● TASK OBJECTIVE
Wherever "power" appears in a line, list that line.

● EXTRACTED MATERIAL
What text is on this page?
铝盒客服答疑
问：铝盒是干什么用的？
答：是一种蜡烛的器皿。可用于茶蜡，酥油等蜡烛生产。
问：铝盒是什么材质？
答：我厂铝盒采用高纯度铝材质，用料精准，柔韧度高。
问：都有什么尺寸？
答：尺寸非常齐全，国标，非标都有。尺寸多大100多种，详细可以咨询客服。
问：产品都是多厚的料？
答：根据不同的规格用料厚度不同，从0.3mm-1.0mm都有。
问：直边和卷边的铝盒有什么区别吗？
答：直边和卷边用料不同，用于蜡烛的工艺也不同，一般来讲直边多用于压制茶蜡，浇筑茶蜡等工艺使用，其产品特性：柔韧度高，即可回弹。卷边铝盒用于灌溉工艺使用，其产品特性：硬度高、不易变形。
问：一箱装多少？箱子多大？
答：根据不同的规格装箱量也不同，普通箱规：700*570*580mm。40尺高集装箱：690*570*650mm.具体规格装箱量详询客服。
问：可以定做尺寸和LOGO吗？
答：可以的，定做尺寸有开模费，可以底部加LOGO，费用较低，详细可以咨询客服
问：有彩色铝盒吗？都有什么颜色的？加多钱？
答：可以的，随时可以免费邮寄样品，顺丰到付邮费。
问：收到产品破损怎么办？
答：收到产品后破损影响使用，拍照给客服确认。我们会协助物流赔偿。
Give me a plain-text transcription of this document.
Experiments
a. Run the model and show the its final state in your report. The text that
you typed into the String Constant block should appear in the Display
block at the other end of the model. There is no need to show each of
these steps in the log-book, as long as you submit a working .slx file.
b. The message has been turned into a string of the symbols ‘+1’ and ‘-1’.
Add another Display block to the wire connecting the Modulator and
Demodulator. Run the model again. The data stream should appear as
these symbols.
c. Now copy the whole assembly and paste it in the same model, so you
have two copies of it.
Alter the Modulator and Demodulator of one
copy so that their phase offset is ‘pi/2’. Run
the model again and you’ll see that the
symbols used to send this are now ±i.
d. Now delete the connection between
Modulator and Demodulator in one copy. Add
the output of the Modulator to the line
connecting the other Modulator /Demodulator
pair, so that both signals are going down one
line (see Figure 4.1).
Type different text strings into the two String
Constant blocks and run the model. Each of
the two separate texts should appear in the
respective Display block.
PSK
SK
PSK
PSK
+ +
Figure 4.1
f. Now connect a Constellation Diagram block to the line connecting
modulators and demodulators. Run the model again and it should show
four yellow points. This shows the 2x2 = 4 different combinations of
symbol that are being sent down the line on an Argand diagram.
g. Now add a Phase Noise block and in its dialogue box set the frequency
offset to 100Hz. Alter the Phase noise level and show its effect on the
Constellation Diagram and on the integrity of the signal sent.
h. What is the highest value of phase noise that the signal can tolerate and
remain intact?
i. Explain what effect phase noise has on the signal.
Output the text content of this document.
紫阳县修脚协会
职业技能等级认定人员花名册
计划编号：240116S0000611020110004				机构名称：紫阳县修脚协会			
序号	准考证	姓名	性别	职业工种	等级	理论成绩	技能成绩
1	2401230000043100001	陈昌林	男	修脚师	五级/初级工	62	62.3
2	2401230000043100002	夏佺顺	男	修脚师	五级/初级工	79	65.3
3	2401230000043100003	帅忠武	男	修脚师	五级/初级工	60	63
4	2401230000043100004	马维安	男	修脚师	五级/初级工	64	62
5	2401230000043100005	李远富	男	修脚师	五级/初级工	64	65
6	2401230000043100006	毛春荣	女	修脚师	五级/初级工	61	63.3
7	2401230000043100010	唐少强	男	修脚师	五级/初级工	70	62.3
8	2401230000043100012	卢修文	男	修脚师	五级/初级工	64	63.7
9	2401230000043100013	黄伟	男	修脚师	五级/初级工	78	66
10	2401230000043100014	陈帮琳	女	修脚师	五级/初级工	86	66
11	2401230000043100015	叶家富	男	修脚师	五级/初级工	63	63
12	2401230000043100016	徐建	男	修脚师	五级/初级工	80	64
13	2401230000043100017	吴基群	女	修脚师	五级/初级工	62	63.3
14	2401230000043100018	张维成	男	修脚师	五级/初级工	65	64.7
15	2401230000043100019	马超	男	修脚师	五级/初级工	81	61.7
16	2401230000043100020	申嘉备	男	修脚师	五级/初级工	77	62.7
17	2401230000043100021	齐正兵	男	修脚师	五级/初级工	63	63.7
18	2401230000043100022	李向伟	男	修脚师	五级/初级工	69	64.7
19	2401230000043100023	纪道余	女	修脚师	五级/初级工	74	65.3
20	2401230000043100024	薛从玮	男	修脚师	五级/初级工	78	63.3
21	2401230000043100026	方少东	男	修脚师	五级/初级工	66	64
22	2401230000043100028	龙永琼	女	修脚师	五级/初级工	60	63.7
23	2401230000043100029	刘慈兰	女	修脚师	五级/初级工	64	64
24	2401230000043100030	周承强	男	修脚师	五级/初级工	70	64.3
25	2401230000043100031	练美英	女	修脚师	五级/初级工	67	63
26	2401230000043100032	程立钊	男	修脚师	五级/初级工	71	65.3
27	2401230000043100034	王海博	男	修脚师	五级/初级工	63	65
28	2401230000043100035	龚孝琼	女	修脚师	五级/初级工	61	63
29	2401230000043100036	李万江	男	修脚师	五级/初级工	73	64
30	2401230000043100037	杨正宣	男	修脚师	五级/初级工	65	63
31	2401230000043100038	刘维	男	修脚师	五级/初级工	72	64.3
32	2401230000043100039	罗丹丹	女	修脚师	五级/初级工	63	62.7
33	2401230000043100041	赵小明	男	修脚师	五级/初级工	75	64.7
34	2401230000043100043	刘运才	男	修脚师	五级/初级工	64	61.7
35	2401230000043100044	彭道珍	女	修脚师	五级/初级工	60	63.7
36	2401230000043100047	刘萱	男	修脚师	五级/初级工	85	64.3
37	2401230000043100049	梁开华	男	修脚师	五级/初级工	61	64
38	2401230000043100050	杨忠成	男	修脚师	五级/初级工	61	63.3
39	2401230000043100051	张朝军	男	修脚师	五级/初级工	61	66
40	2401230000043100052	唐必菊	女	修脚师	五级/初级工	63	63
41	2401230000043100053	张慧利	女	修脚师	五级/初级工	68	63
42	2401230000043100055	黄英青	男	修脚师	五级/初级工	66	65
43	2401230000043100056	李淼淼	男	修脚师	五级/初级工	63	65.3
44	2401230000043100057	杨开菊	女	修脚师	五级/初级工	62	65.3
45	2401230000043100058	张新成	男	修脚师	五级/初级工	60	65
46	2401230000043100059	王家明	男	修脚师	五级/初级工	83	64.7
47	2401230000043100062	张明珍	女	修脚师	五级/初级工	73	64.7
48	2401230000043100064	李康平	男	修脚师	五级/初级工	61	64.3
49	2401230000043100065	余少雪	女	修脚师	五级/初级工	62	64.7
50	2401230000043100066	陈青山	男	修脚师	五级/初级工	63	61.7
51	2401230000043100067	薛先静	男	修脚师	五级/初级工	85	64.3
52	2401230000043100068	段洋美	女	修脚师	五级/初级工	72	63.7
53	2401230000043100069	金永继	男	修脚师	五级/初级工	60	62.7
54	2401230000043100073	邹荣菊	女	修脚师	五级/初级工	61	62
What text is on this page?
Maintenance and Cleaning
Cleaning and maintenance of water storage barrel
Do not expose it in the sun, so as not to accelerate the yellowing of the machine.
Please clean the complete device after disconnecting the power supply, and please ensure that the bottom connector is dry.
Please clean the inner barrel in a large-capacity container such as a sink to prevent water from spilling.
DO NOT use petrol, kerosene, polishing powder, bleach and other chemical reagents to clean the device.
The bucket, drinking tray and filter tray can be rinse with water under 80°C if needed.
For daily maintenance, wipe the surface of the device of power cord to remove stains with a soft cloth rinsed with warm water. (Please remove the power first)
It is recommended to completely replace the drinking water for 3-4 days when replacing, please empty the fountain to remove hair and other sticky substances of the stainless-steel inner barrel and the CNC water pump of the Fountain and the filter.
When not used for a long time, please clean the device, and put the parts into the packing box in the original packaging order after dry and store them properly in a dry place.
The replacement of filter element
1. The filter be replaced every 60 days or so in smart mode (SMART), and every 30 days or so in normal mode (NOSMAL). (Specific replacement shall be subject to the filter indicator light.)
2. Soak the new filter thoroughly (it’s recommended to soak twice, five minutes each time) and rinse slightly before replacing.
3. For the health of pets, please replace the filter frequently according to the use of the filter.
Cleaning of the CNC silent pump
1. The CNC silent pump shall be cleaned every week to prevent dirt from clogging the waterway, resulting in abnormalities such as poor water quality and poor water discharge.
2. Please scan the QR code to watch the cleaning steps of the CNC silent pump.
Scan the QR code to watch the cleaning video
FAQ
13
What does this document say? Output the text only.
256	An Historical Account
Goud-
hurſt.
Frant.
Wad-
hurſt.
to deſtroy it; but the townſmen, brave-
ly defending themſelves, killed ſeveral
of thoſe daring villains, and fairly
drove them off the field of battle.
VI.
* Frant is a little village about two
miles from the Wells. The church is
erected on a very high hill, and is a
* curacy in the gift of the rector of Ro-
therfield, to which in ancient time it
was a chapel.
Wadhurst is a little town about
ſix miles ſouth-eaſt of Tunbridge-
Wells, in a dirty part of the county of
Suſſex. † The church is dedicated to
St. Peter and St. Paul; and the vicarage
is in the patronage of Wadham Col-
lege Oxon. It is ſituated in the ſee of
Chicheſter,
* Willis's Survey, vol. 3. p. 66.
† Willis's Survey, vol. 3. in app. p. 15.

● SOLUTION FOR THIS TASK
Please clean the complete device after disconnecting the power supply, and please ensure that the bottom connector is dry.
For daily maintenance, wipe the surface of the device of power cord to remove stains with a soft cloth rinsed with warm water. (Please remove the power first)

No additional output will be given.